Direction.
Arrange every line of the rows below as a Markdown table with the columns Number and Line, numbering each line and skipping blank lines. Leave the pictures out.

== Data excerpts

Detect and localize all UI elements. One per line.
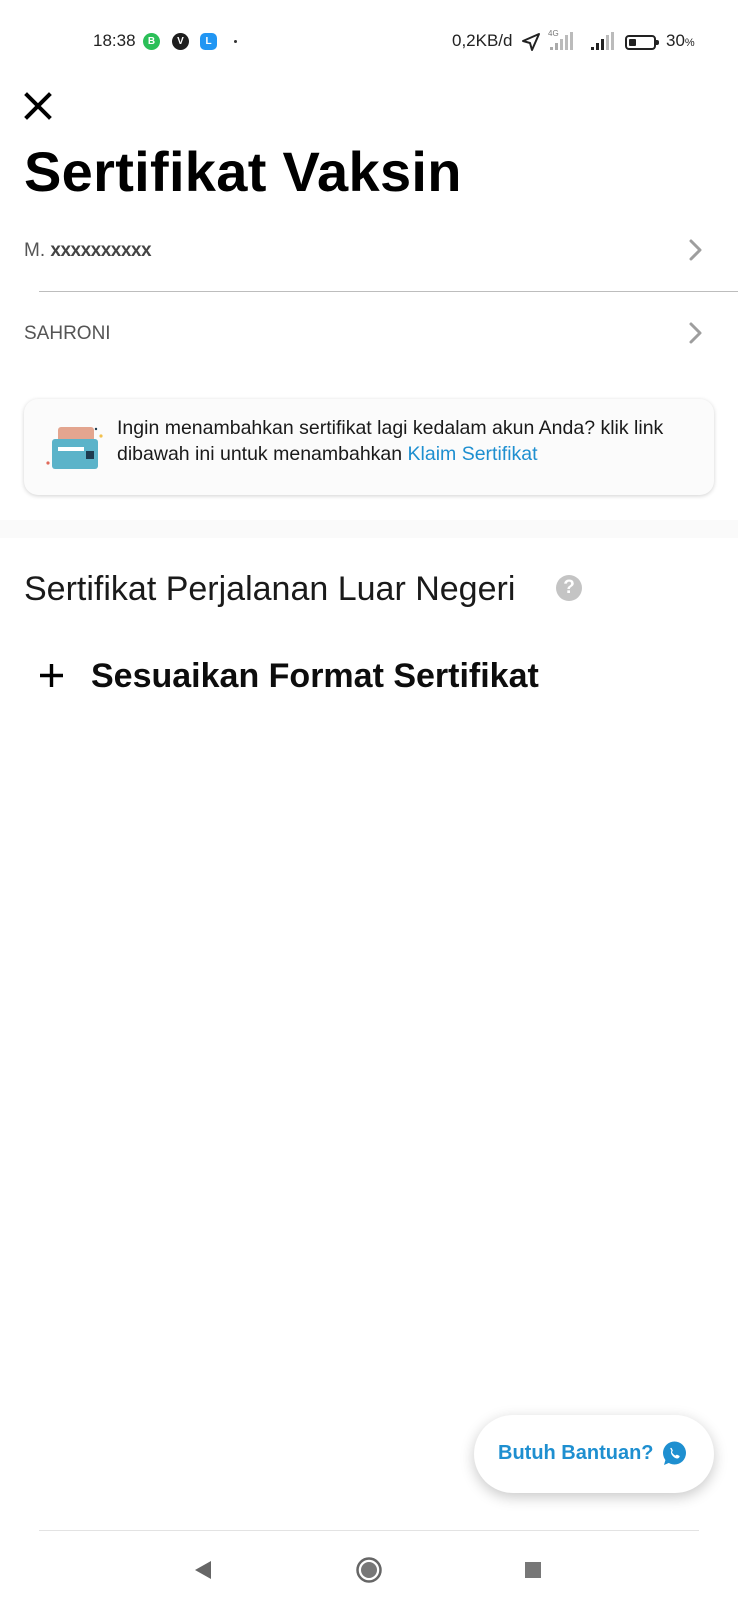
claim-info-card: Ingin menambahkan sertifikat lagi kedala… <box>24 399 714 495</box>
chevron-right-icon <box>689 239 702 261</box>
certificate-name: M. xxxxxxxxxx <box>24 240 152 262</box>
claim-certificate-link[interactable]: Klaim Sertifikat <box>408 443 538 465</box>
plus-icon <box>40 664 63 687</box>
travel-section-title: Sertifikat Perjalanan Luar Negeri <box>24 570 516 608</box>
certificate-card-illustration <box>46 427 103 469</box>
nav-back-button[interactable] <box>183 1550 223 1590</box>
certificate-item[interactable]: M. xxxxxxxxxx <box>0 210 738 292</box>
chevron-right-icon <box>689 322 702 344</box>
certificate-item[interactable]: SAHRONI <box>0 293 738 375</box>
certificate-name-masked: xxxxxxxxxx <box>50 240 152 261</box>
battery-fill <box>629 39 636 46</box>
battery-percent-unit: % <box>684 37 695 49</box>
v-app-icon: V <box>172 33 189 50</box>
nav-recents-button[interactable] <box>513 1550 553 1590</box>
battery-percent: 30% <box>666 31 695 51</box>
whatsapp-icon <box>663 1441 686 1465</box>
certificate-name-prefix: M. <box>24 240 46 261</box>
status-time: 18:38 <box>93 31 136 50</box>
list-divider <box>39 291 738 292</box>
close-button[interactable] <box>22 90 54 122</box>
battery-icon <box>625 35 659 50</box>
l-app-icon: L <box>200 33 217 50</box>
status-bar: 18:38 B V L 0,2KB/d 4G 30% <box>0 0 738 84</box>
signal-icon <box>550 32 573 50</box>
certificate-name-prefix: SAHRONI <box>24 323 111 344</box>
help-whatsapp-button[interactable]: Butuh Bantuan? <box>474 1415 714 1493</box>
whatsapp-business-icon: B <box>143 33 160 50</box>
customize-format-label: Sesuaikan Format Sertifikat <box>91 657 539 695</box>
section-separator <box>0 520 738 538</box>
claim-info-text: Ingin menambahkan sertifikat lagi kedala… <box>117 415 697 467</box>
help-icon[interactable]: ? <box>556 575 582 601</box>
more-notifications-dot <box>234 40 237 43</box>
claim-info-message: Ingin menambahkan sertifikat lagi kedala… <box>117 417 664 465</box>
certificate-name: SAHRONI <box>24 323 111 345</box>
nav-home-button[interactable] <box>349 1550 389 1590</box>
customize-format-button[interactable]: Sesuaikan Format Sertifikat <box>36 652 576 702</box>
help-button-label: Butuh Bantuan? <box>498 1442 654 1464</box>
nav-divider <box>39 1530 699 1531</box>
network-speed: 0,2KB/d <box>452 31 513 50</box>
page-title: Sertifikat Vaksin <box>24 140 462 203</box>
battery-percent-value: 30 <box>666 31 685 50</box>
location-arrow-icon <box>522 33 540 51</box>
signal-icon <box>591 32 614 50</box>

====

Exercise answer.
| Number | Line |
|---|---|
| 1 | Detect and localize all UI elements. One per line. |
| 2 | claim-info-card: Ingin menambahkan sertifikat lagi kedala… <box>24 399 714 495</box> |
| 3 | chevron-right-icon <box>689 239 702 261</box> |
| 4 | certificate-name: M. xxxxxxxxxx <box>24 240 152 262</box> |
| 5 | claim-certificate-link[interactable]: Klaim Sertifikat <box>408 443 538 465</box> |
| 6 | plus-icon <box>40 664 63 687</box> |
| 7 | travel-section-title: Sertifikat Perjalanan Luar Negeri <box>24 570 516 608</box> |
| 8 | certificate-card-illustration <box>46 427 103 469</box> |
| 9 | nav-back-button[interactable] <box>183 1550 223 1590</box> |
| 10 | certificate-item[interactable]: M. xxxxxxxxxx <box>0 210 738 292</box> |
| 11 | chevron-right-icon <box>689 322 702 344</box> |
| 12 | certificate-item[interactable]: SAHRONI <box>0 293 738 375</box> |
| 13 | certificate-name-masked: xxxxxxxxxx <box>50 240 152 261</box> |
| 14 | battery-fill <box>629 39 636 46</box> |
| 15 | battery-percent-unit: % <box>684 37 695 49</box> |
| 16 | v-app-icon: V <box>172 33 189 50</box> |
| 17 | nav-recents-button[interactable] <box>513 1550 553 1590</box> |
| 18 | battery-percent: 30% <box>666 31 695 51</box> |
| 19 | whatsapp-icon <box>663 1441 686 1465</box> |
| 20 | certificate-name-prefix: M. <box>24 240 46 261</box> |
| 21 | status-time: 18:38 <box>93 31 136 50</box> |
| 22 | list-divider <box>39 291 738 292</box> |
| 23 | close-button[interactable] <box>22 90 54 122</box> |
| 24 | battery-icon <box>625 35 659 50</box> |
| 25 | l-app-icon: L <box>200 33 217 50</box> |
| 26 | status-bar: 18:38 B V L 0,2KB/d 4G 30% <box>0 0 738 84</box> |
| 27 | signal-icon <box>550 32 573 50</box> |
| 28 | certificate-name-prefix: SAHRONI <box>24 323 111 344</box> |
| 29 | help-whatsapp-button[interactable]: Butuh Bantuan? <box>474 1415 714 1493</box> |
| 30 | whatsapp-business-icon: B <box>143 33 160 50</box> |
| 31 | customize-format-label: Sesuaikan Format Sertifikat <box>91 657 539 695</box> |
| 32 | section-separator <box>0 520 738 538</box> |
| 33 | claim-info-text: Ingin menambahkan sertifikat lagi kedala… <box>117 415 697 467</box> |
| 34 | help-icon[interactable]: ? <box>556 575 582 601</box> |
| 35 | more-notifications-dot <box>234 40 237 43</box> |
| 36 | claim-info-message: Ingin menambahkan sertifikat lagi kedala… <box>117 417 664 465</box> |
| 37 | certificate-name: SAHRONI <box>24 323 111 345</box> |
| 38 | nav-home-button[interactable] <box>349 1550 389 1590</box> |
| 39 | customize-format-button[interactable]: Sesuaikan Format Sertifikat <box>36 652 576 702</box> |
| 40 | help-button-label: Butuh Bantuan? <box>498 1442 654 1464</box> |
| 41 | nav-divider <box>39 1530 699 1531</box> |
| 42 | network-speed: 0,2KB/d <box>452 31 513 50</box> |
| 43 | page-title: Sertifikat Vaksin <box>24 140 462 203</box> |
| 44 | battery-percent-value: 30 <box>666 31 685 50</box> |
| 45 | location-arrow-icon <box>522 33 540 51</box> |
| 46 | signal-icon <box>591 32 614 50</box> |